### Problem description
Which lines in the material below contain the word "kind"? Copy each of them.
# start of Data for this task
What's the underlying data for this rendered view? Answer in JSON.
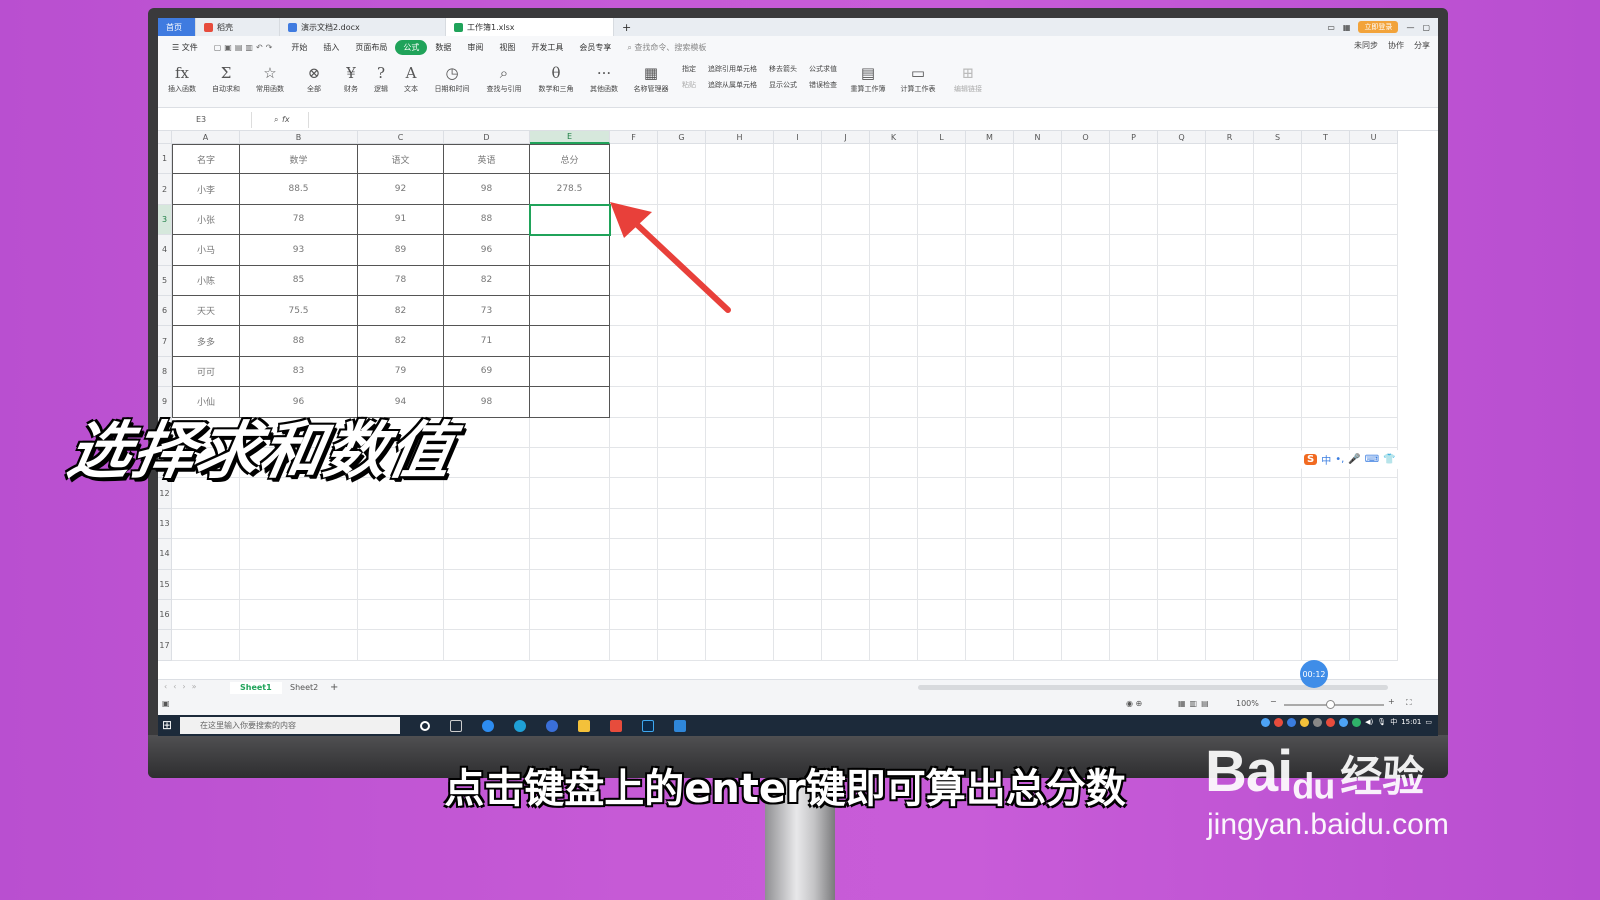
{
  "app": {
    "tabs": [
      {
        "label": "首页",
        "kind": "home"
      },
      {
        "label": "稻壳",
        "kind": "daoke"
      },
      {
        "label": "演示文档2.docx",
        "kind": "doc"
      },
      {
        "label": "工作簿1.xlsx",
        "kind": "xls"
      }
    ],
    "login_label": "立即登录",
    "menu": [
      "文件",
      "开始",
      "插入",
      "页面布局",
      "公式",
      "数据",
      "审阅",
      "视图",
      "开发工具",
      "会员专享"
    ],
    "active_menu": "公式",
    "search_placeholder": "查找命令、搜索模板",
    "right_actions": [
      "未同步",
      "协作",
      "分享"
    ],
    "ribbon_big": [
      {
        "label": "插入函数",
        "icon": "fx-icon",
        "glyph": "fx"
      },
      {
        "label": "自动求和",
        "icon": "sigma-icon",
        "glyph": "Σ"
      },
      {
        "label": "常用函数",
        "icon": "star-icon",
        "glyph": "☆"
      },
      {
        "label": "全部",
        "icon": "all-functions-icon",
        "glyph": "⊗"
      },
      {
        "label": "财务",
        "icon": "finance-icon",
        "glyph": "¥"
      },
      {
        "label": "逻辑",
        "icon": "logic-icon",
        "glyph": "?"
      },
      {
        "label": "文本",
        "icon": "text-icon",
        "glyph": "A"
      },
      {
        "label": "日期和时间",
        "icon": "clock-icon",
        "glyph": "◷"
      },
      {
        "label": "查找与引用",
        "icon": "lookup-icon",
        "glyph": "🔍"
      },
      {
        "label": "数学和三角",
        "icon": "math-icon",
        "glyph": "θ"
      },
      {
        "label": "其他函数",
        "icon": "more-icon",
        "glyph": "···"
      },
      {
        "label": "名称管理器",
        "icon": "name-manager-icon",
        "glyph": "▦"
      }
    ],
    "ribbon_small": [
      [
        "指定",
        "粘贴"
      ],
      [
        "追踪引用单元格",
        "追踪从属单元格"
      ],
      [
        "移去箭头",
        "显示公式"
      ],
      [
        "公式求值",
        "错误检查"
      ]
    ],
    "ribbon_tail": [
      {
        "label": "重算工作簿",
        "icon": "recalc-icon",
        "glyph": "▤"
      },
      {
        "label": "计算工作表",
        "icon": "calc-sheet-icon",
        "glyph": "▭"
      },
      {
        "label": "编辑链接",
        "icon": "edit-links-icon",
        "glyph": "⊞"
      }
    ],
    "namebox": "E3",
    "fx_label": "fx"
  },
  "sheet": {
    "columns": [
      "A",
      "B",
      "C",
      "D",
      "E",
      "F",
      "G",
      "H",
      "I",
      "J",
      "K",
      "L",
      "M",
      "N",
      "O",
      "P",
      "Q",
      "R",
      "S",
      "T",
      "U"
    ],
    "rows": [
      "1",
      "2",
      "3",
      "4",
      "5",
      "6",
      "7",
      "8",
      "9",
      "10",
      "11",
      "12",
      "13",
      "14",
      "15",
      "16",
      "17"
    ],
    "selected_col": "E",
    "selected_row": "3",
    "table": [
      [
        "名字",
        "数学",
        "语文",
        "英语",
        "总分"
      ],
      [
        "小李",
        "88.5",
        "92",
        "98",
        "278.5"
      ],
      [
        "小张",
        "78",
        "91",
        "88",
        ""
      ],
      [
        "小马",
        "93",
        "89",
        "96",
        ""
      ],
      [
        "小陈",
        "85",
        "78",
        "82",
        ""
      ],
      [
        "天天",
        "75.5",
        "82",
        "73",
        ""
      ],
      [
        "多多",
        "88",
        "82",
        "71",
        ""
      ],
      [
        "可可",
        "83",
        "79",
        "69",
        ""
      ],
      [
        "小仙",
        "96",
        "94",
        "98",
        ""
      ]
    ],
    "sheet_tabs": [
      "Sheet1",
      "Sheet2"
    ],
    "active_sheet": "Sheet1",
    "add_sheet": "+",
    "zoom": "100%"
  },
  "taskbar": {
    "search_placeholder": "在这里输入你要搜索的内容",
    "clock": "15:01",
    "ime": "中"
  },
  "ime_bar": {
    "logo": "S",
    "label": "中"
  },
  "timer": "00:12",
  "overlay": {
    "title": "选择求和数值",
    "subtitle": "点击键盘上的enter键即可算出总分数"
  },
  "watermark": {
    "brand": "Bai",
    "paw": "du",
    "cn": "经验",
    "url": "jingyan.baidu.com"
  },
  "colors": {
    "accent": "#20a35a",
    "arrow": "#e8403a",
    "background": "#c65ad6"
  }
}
# end of Data for this task
### Solution to this problem
        "kind": "home"
        "kind": "daoke"
        "kind": "doc"
        "kind": "xls"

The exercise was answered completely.